Provided entries>
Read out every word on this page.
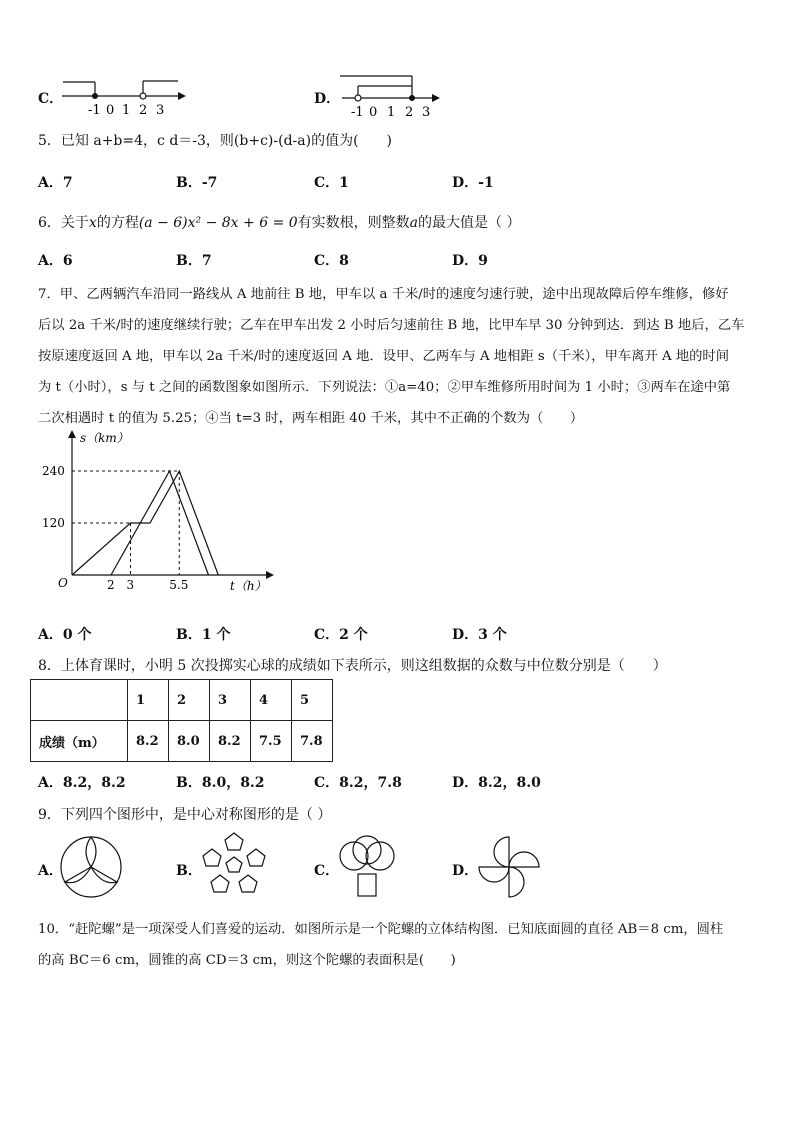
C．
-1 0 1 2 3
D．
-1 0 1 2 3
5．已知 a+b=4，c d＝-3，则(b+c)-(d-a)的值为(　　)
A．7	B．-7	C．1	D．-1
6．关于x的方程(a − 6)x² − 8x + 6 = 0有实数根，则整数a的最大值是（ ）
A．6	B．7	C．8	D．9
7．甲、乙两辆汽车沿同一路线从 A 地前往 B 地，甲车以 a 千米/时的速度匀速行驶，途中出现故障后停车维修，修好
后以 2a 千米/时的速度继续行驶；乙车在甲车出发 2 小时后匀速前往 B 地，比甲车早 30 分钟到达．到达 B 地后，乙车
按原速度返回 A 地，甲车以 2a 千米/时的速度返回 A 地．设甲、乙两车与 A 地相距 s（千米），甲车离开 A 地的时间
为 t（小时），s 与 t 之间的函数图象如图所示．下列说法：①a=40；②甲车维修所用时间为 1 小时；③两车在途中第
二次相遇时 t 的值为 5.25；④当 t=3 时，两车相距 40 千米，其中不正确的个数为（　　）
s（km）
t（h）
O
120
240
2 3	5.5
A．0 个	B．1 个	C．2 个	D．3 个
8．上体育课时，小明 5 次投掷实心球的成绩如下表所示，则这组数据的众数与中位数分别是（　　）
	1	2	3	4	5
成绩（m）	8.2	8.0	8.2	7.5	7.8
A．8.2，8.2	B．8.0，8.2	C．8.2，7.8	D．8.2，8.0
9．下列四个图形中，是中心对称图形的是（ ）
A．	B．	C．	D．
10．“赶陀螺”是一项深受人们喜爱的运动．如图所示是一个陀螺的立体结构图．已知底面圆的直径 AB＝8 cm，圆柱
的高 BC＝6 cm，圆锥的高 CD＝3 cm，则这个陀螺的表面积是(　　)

Exercise task> Reproduce every entry word for word, but skip any pictures.

Result for this exercise>
Read out every word on this page.
C．
-1 0 1 2 3
D．
-1 0 1 2 3
5．已知 a+b=4，c d＝-3，则(b+c)-(d-a)的值为(　　)
A．7	B．-7	C．1	D．-1
6．关于x的方程(a − 6)x² − 8x + 6 = 0有实数根，则整数a的最大值是（ ）
A．6	B．7	C．8	D．9
7．甲、乙两辆汽车沿同一路线从 A 地前往 B 地，甲车以 a 千米/时的速度匀速行驶，途中出现故障后停车维修，修好
后以 2a 千米/时的速度继续行驶；乙车在甲车出发 2 小时后匀速前往 B 地，比甲车早 30 分钟到达．到达 B 地后，乙车
按原速度返回 A 地，甲车以 2a 千米/时的速度返回 A 地．设甲、乙两车与 A 地相距 s（千米），甲车离开 A 地的时间
为 t（小时），s 与 t 之间的函数图象如图所示．下列说法：①a=40；②甲车维修所用时间为 1 小时；③两车在途中第
二次相遇时 t 的值为 5.25；④当 t=3 时，两车相距 40 千米，其中不正确的个数为（　　）
s（km）
t（h）
O
120
240
2 3	5.5
A．0 个	B．1 个	C．2 个	D．3 个
8．上体育课时，小明 5 次投掷实心球的成绩如下表所示，则这组数据的众数与中位数分别是（　　）
	1	2	3	4	5
成绩（m）	8.2	8.0	8.2	7.5	7.8
A．8.2，8.2	B．8.0，8.2	C．8.2，7.8	D．8.2，8.0
9．下列四个图形中，是中心对称图形的是（ ）
A．	B．	C．	D．
10．“赶陀螺”是一项深受人们喜爱的运动．如图所示是一个陀螺的立体结构图．已知底面圆的直径 AB＝8 cm，圆柱
的高 BC＝6 cm，圆锥的高 CD＝3 cm，则这个陀螺的表面积是(　　)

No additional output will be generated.